PROBLEM DESCRIPTION:
Give an exact transcription of every line, dropping the images.

DATA ROWS:
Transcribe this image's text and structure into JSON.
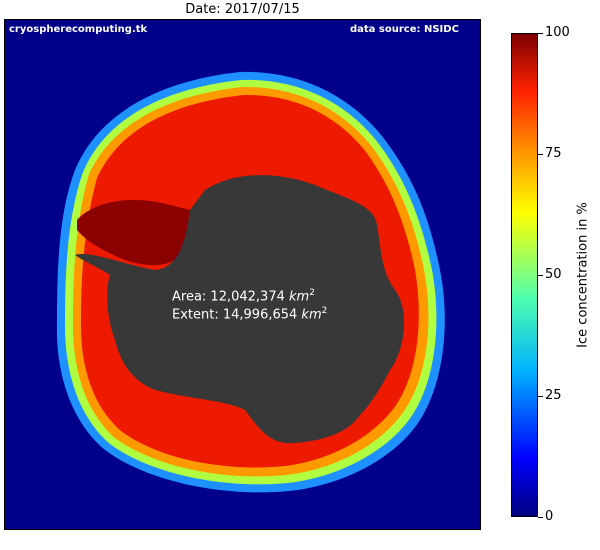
{
  "title": "Date: 2017/07/15",
  "credit_left": "cryospherecomputing.tk",
  "credit_right": "data source: NSIDC",
  "stats": {
    "area_prefix": "Area: 12,042,374 ",
    "extent_prefix": "Extent: 14,996,654 ",
    "unit": "km",
    "unit_power": "2"
  },
  "colorbar": {
    "label": "Ice concentration in %",
    "ticks": [
      "100",
      "75",
      "50",
      "25",
      "0"
    ],
    "range": [
      0,
      100
    ]
  },
  "colors": {
    "ocean": "#00008b",
    "land": "#383838",
    "ice_edge_blue": "#1e90ff",
    "ice_mid": "#ffcc00",
    "ice_high": "#ff2000",
    "ice_max": "#8b0000"
  }
}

RIGHT ANSWER:
Transcribe this image's text and structure into JSON.
{
  "title": "Date: 2017/07/15",
  "credit_left": "cryospherecomputing.tk",
  "credit_right": "data source: NSIDC",
  "stats": {
    "area_prefix": "Area: 12,042,374 ",
    "extent_prefix": "Extent: 14,996,654 ",
    "unit": "km",
    "unit_power": "2"
  },
  "colorbar": {
    "label": "Ice concentration in %",
    "ticks": [
      "100",
      "75",
      "50",
      "25",
      "0"
    ],
    "range": [
      0,
      100
    ]
  },
  "colors": {
    "ocean": "#00008b",
    "land": "#383838",
    "ice_edge_blue": "#1e90ff",
    "ice_mid": "#ffcc00",
    "ice_high": "#ff2000",
    "ice_max": "#8b0000"
  }
}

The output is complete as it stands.